● **Exercise**
What number of lines hold the word "okresie"? State that number and nothing besides.

● **Records from a data collection**
┌────────
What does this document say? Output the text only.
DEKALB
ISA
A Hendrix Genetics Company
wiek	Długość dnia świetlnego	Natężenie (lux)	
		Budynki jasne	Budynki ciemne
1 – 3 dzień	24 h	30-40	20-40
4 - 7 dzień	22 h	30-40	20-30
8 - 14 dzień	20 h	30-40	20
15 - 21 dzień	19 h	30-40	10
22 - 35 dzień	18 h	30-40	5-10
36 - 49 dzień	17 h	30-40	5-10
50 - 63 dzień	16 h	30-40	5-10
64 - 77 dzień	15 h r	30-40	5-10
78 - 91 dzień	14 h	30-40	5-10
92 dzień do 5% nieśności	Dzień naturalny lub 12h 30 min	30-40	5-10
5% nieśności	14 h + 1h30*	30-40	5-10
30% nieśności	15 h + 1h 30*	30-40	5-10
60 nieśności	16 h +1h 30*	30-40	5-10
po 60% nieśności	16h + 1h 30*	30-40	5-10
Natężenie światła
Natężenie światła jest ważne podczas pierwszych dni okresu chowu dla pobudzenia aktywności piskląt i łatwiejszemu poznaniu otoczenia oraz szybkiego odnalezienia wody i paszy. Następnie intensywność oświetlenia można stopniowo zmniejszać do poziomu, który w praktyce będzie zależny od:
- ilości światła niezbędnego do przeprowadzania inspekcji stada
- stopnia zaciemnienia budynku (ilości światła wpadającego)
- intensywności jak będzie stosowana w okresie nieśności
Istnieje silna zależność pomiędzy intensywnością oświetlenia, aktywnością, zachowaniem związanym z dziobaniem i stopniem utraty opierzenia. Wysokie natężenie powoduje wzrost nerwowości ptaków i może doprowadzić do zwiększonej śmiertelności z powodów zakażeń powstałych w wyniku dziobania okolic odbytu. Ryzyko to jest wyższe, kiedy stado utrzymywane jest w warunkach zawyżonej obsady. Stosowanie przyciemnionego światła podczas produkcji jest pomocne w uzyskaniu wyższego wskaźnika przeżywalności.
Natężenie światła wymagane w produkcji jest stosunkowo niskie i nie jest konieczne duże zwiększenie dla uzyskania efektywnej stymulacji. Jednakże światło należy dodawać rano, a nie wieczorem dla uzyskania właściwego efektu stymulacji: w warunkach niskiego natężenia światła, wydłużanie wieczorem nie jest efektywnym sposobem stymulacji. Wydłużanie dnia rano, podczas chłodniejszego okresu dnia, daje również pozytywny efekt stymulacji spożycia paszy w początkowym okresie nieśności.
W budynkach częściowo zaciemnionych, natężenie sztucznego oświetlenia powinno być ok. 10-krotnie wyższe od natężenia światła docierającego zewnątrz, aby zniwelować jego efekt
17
└────────
● **Complete answer**
2